## REQUIREMENTS
Locate the string "JSON" in the listing below. Copy every line where it is found.

(Raw records)
+===+
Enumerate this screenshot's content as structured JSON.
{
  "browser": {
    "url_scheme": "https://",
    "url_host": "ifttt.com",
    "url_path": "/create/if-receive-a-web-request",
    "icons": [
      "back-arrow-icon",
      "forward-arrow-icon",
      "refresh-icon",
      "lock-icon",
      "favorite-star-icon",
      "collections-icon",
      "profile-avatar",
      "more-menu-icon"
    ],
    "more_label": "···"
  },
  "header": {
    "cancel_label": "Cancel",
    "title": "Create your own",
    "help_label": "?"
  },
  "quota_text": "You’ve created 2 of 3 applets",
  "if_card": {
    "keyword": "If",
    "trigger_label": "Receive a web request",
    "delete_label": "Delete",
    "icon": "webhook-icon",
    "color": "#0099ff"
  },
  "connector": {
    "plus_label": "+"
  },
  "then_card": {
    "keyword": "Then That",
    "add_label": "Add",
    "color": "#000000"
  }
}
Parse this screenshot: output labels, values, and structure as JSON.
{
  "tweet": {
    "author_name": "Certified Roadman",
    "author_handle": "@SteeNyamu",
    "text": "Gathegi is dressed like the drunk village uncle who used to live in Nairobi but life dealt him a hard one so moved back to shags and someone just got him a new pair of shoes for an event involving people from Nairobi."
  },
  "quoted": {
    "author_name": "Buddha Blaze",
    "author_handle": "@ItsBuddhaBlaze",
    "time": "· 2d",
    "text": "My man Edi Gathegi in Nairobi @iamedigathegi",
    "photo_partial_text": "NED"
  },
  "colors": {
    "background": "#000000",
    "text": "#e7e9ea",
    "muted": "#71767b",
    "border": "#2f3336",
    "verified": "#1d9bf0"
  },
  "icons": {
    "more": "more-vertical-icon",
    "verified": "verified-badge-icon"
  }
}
+===+
## CORRECT RESPONSE
Enumerate this screenshot's content as structured JSON.
Parse this screenshot: output labels, values, and structure as JSON.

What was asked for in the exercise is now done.